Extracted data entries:

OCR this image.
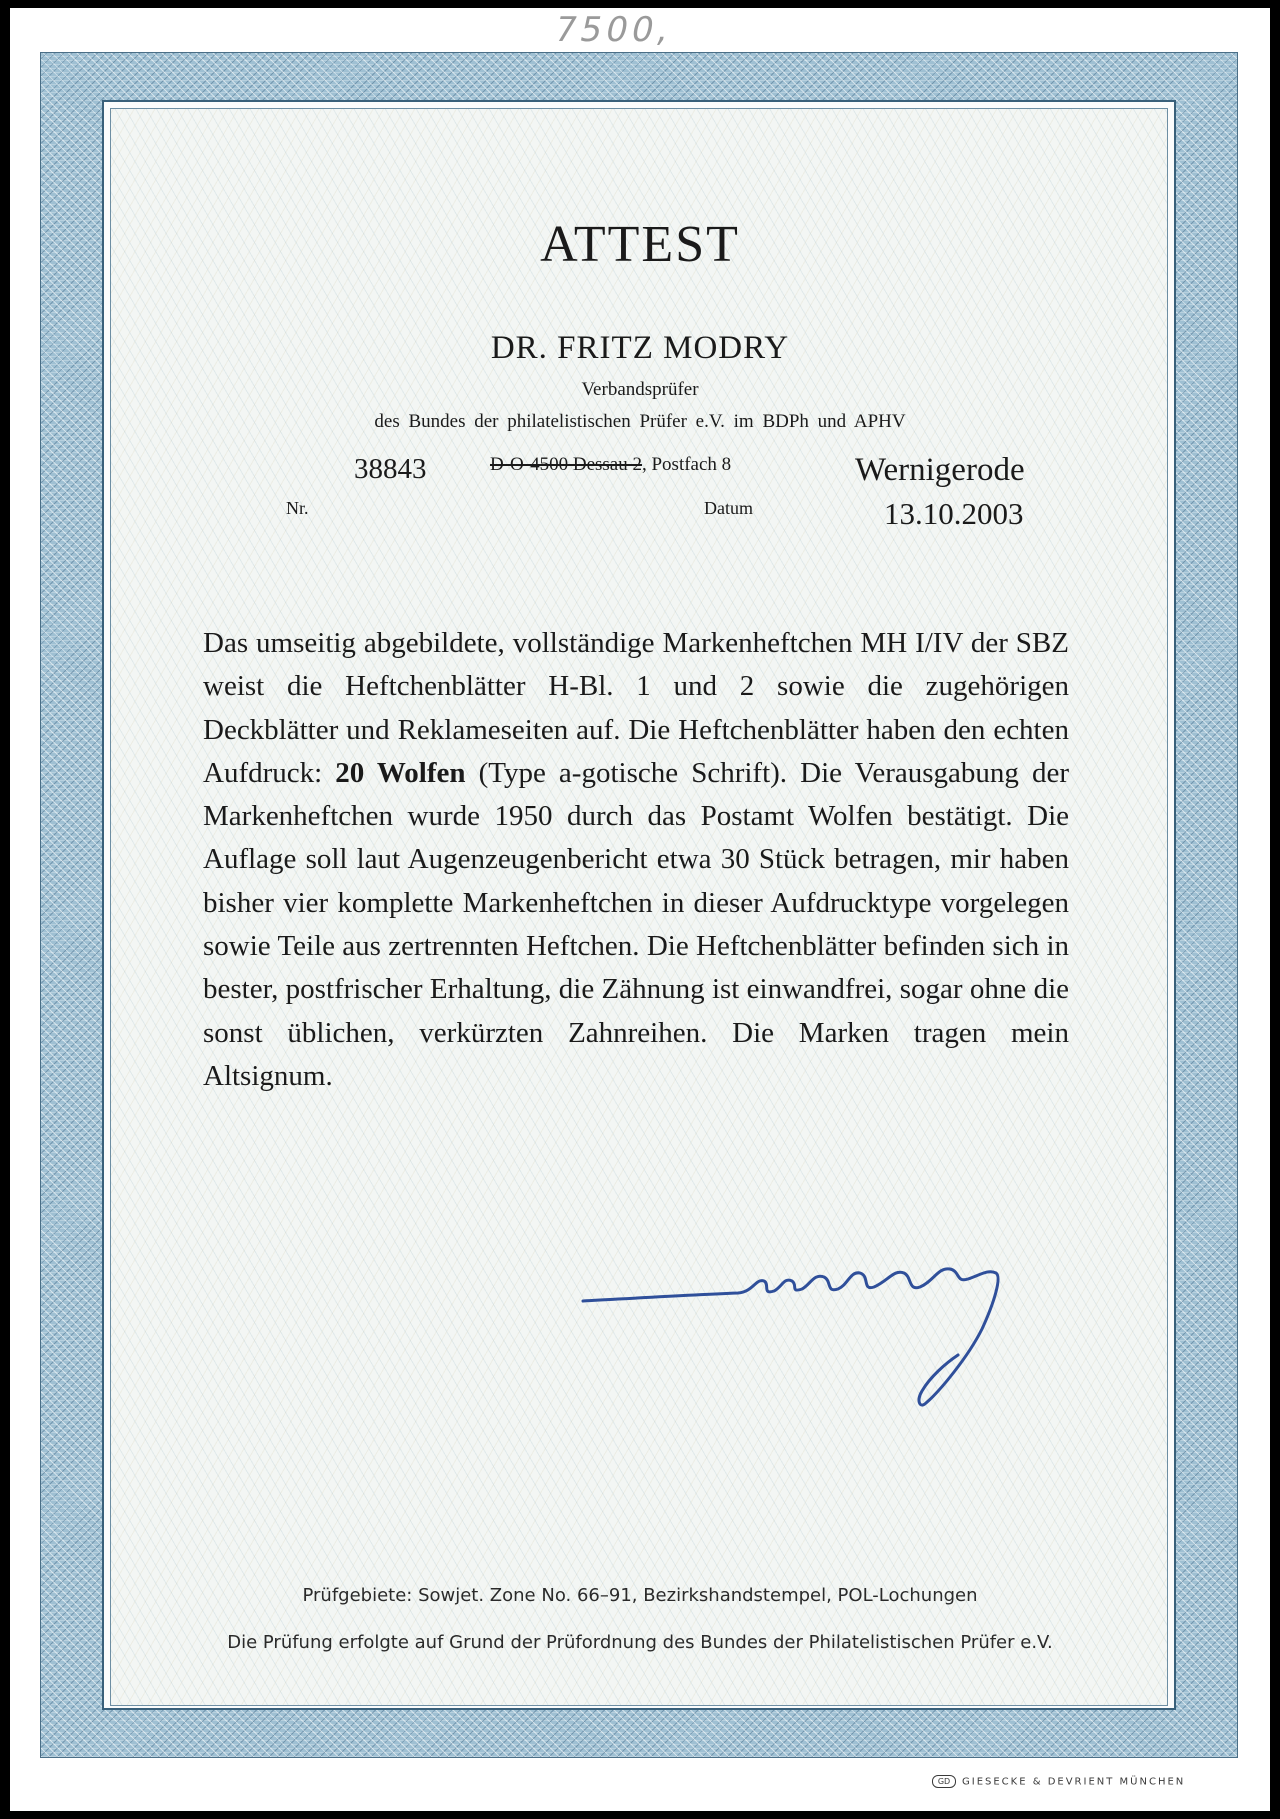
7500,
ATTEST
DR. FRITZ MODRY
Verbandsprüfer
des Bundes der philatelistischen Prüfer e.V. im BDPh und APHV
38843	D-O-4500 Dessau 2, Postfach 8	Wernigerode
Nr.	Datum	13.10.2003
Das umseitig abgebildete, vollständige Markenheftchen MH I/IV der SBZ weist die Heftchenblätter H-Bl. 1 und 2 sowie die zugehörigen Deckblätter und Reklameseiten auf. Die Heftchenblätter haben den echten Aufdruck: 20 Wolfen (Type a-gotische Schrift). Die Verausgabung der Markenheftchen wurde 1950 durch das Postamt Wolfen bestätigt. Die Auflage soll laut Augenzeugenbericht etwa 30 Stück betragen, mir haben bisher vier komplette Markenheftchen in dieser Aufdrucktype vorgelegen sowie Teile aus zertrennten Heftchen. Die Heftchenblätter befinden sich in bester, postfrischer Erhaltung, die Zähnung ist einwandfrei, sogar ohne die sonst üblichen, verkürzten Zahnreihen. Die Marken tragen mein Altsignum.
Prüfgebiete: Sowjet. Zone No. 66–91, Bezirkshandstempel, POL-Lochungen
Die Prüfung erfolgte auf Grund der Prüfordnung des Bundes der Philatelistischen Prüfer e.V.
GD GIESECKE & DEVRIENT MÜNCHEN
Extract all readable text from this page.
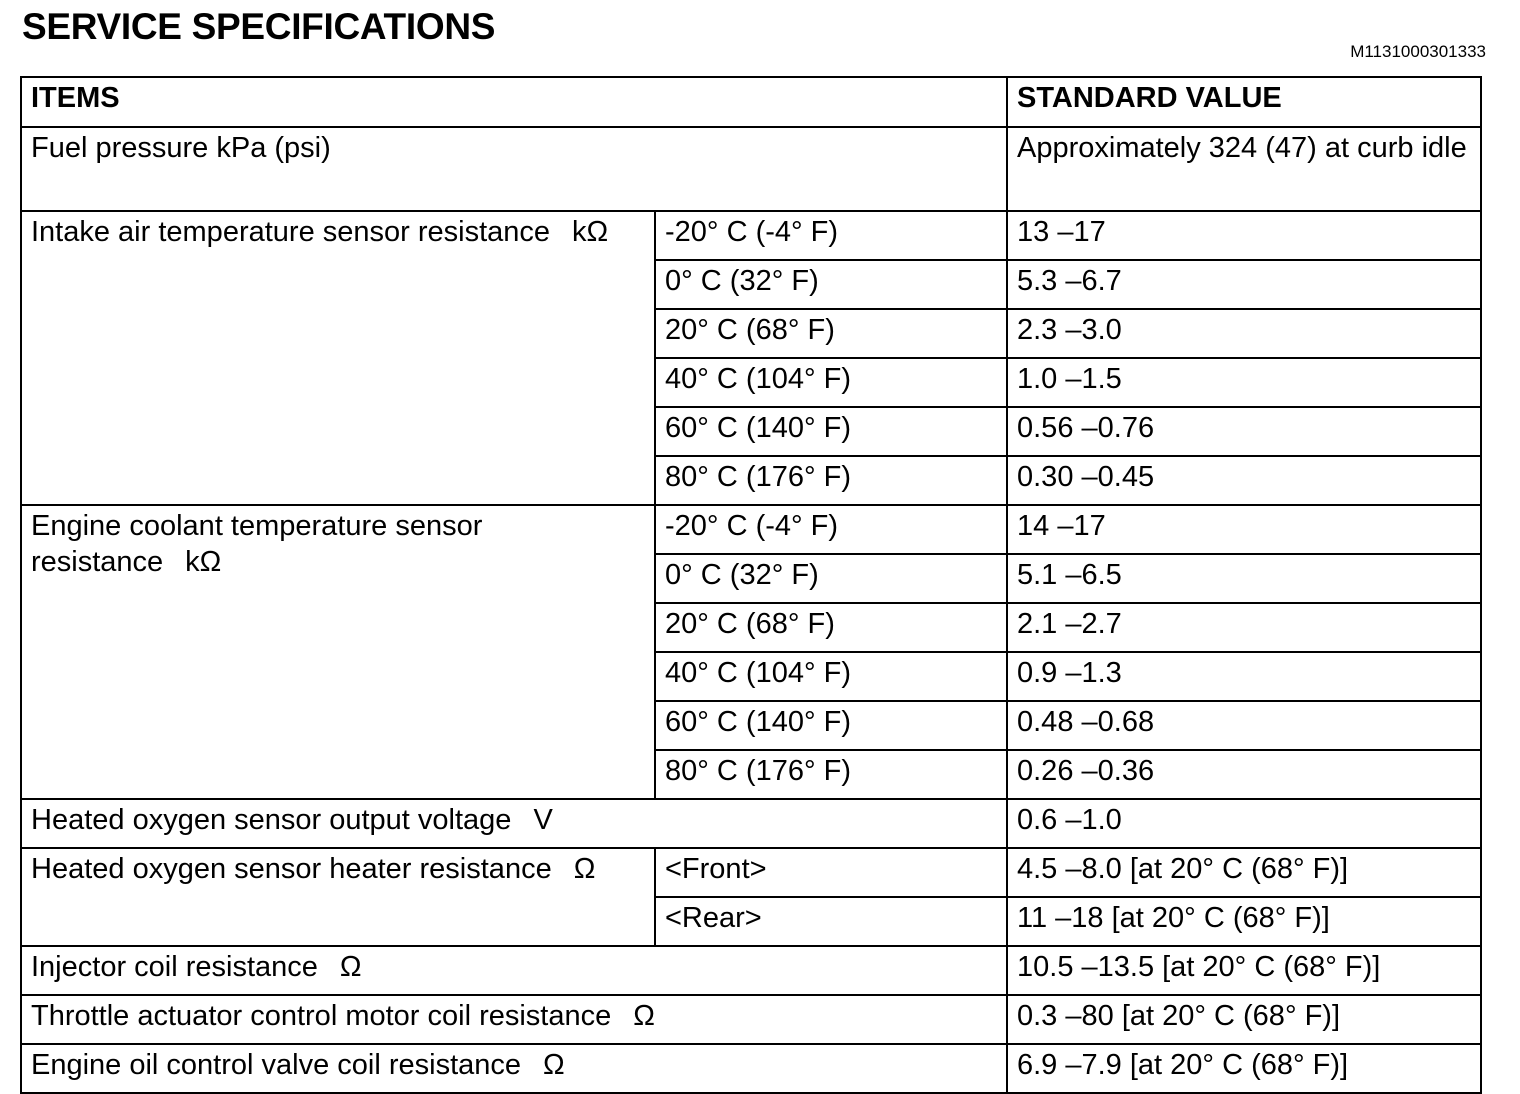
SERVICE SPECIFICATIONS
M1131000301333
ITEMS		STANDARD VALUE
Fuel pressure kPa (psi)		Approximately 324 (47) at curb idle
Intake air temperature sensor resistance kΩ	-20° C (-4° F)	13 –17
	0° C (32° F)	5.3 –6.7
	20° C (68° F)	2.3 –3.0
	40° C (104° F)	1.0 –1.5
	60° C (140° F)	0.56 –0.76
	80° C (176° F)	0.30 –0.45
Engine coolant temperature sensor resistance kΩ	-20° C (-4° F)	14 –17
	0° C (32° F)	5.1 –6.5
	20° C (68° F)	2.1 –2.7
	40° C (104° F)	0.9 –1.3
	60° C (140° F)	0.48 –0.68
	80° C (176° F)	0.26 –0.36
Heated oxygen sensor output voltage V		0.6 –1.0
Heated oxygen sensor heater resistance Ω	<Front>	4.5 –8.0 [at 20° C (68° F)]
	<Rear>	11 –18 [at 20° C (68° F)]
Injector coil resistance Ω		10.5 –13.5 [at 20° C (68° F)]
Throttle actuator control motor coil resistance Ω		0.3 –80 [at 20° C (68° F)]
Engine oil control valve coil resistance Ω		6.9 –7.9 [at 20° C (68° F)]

- [The request] From start to finish, output the listing exactly, but omit its pictures.

- [Result of the task]
OCR this image.
7500,
ATTEST
DR. FRITZ MODRY
Verbandsprüfer
des Bundes der philatelistischen Prüfer e.V. im BDPh und APHV
38843	D-O-4500 Dessau 2, Postfach 8	Wernigerode
Nr.	Datum	13.10.2003
Das umseitig abgebildete, vollständige Markenheftchen MH I/IV der SBZ weist die Heftchenblätter H-Bl. 1 und 2 sowie die zugehörigen Deckblätter und Reklameseiten auf. Die Heftchenblätter haben den echten Aufdruck: 20 Wolfen (Type a-gotische Schrift). Die Verausgabung der Markenheftchen wurde 1950 durch das Postamt Wolfen bestätigt. Die Auflage soll laut Augenzeugenbericht etwa 30 Stück betragen, mir haben bisher vier komplette Markenheftchen in dieser Aufdrucktype vorgelegen sowie Teile aus zertrennten Heftchen. Die Heftchenblätter befinden sich in bester, postfrischer Erhaltung, die Zähnung ist einwandfrei, sogar ohne die sonst üblichen, verkürzten Zahnreihen. Die Marken tragen mein Altsignum.
Prüfgebiete: Sowjet. Zone No. 66–91, Bezirkshandstempel, POL-Lochungen
Die Prüfung erfolgte auf Grund der Prüfordnung des Bundes der Philatelistischen Prüfer e.V.
GD GIESECKE & DEVRIENT MÜNCHEN
Extract all readable text from this page.
SERVICE SPECIFICATIONS
M1131000301333
ITEMS		STANDARD VALUE
Fuel pressure kPa (psi)		Approximately 324 (47) at curb idle
Intake air temperature sensor resistance kΩ	-20° C (-4° F)	13 –17
	0° C (32° F)	5.3 –6.7
	20° C (68° F)	2.3 –3.0
	40° C (104° F)	1.0 –1.5
	60° C (140° F)	0.56 –0.76
	80° C (176° F)	0.30 –0.45
Engine coolant temperature sensor resistance kΩ	-20° C (-4° F)	14 –17
	0° C (32° F)	5.1 –6.5
	20° C (68° F)	2.1 –2.7
	40° C (104° F)	0.9 –1.3
	60° C (140° F)	0.48 –0.68
	80° C (176° F)	0.26 –0.36
Heated oxygen sensor output voltage V		0.6 –1.0
Heated oxygen sensor heater resistance Ω	<Front>	4.5 –8.0 [at 20° C (68° F)]
	<Rear>	11 –18 [at 20° C (68° F)]
Injector coil resistance Ω		10.5 –13.5 [at 20° C (68° F)]
Throttle actuator control motor coil resistance Ω		0.3 –80 [at 20° C (68° F)]
Engine oil control valve coil resistance Ω		6.9 –7.9 [at 20° C (68° F)]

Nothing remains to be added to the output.